▶ **TO BE DONE**
Extract the complete data exactly as given.

Data records:
▶

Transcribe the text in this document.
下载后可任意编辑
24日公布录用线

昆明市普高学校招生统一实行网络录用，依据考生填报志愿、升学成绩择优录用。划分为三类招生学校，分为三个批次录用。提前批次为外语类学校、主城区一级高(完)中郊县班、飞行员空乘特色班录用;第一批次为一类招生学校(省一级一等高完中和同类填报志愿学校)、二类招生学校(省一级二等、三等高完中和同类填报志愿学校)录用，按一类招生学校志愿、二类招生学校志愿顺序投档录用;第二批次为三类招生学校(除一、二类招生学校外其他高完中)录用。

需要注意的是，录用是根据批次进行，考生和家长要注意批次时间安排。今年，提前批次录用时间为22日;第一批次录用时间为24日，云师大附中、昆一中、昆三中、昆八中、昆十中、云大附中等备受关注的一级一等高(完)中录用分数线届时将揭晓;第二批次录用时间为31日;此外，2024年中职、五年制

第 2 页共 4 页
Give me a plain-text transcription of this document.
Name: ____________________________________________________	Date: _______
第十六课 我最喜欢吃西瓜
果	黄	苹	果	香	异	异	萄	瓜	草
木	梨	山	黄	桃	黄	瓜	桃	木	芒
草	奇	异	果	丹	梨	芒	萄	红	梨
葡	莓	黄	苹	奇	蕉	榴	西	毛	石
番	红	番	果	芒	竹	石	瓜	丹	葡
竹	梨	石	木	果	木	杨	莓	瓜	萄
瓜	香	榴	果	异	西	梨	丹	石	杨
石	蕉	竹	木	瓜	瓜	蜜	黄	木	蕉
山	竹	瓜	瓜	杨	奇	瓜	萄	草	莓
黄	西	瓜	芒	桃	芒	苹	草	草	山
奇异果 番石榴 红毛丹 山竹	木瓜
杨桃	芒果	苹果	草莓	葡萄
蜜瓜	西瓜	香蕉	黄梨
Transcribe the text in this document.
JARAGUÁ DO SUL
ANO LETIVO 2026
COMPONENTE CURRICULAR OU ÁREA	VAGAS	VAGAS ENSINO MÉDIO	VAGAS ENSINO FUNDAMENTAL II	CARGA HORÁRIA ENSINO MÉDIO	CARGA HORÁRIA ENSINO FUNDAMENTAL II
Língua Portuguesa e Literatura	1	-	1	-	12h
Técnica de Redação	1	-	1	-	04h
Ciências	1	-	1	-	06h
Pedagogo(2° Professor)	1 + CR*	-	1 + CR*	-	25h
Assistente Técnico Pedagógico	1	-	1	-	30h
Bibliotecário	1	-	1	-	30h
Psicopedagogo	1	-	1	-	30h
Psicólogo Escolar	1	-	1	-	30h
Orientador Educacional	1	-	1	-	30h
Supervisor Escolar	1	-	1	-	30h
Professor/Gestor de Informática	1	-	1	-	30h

◀

▶ **RESPONSE BELOW**
Transcribe the text in this document.
下载后可任意编辑
24日公布录用线

昆明市普高学校招生统一实行网络录用，依据考生填报志愿、升学成绩择优录用。划分为三类招生学校，分为三个批次录用。提前批次为外语类学校、主城区一级高(完)中郊县班、飞行员空乘特色班录用;第一批次为一类招生学校(省一级一等高完中和同类填报志愿学校)、二类招生学校(省一级二等、三等高完中和同类填报志愿学校)录用，按一类招生学校志愿、二类招生学校志愿顺序投档录用;第二批次为三类招生学校(除一、二类招生学校外其他高完中)录用。

需要注意的是，录用是根据批次进行，考生和家长要注意批次时间安排。今年，提前批次录用时间为22日;第一批次录用时间为24日，云师大附中、昆一中、昆三中、昆八中、昆十中、云大附中等备受关注的一级一等高(完)中录用分数线届时将揭晓;第二批次录用时间为31日;此外，2024年中职、五年制

第 2 页共 4 页
Give me a plain-text transcription of this document.
Name: ____________________________________________________	Date: _______
第十六课 我最喜欢吃西瓜
果	黄	苹	果	香	异	异	萄	瓜	草
木	梨	山	黄	桃	黄	瓜	桃	木	芒
草	奇	异	果	丹	梨	芒	萄	红	梨
葡	莓	黄	苹	奇	蕉	榴	西	毛	石
番	红	番	果	芒	竹	石	瓜	丹	葡
竹	梨	石	木	果	木	杨	莓	瓜	萄
瓜	香	榴	果	异	西	梨	丹	石	杨
石	蕉	竹	木	瓜	瓜	蜜	黄	木	蕉
山	竹	瓜	瓜	杨	奇	瓜	萄	草	莓
黄	西	瓜	芒	桃	芒	苹	草	草	山
奇异果 番石榴 红毛丹 山竹	木瓜
杨桃	芒果	苹果	草莓	葡萄
蜜瓜	西瓜	香蕉	黄梨
Transcribe the text in this document.
JARAGUÁ DO SUL
ANO LETIVO 2026
COMPONENTE CURRICULAR OU ÁREA	VAGAS	VAGAS ENSINO MÉDIO	VAGAS ENSINO FUNDAMENTAL II	CARGA HORÁRIA ENSINO MÉDIO	CARGA HORÁRIA ENSINO FUNDAMENTAL II
Língua Portuguesa e Literatura	1	-	1	-	12h
Técnica de Redação	1	-	1	-	04h
Ciências	1	-	1	-	06h
Pedagogo(2° Professor)	1 + CR*	-	1 + CR*	-	25h
Assistente Técnico Pedagógico	1	-	1	-	30h
Bibliotecário	1	-	1	-	30h
Psicopedagogo	1	-	1	-	30h
Psicólogo Escolar	1	-	1	-	30h
Orientador Educacional	1	-	1	-	30h
Supervisor Escolar	1	-	1	-	30h
Professor/Gestor de Informática	1	-	1	-	30h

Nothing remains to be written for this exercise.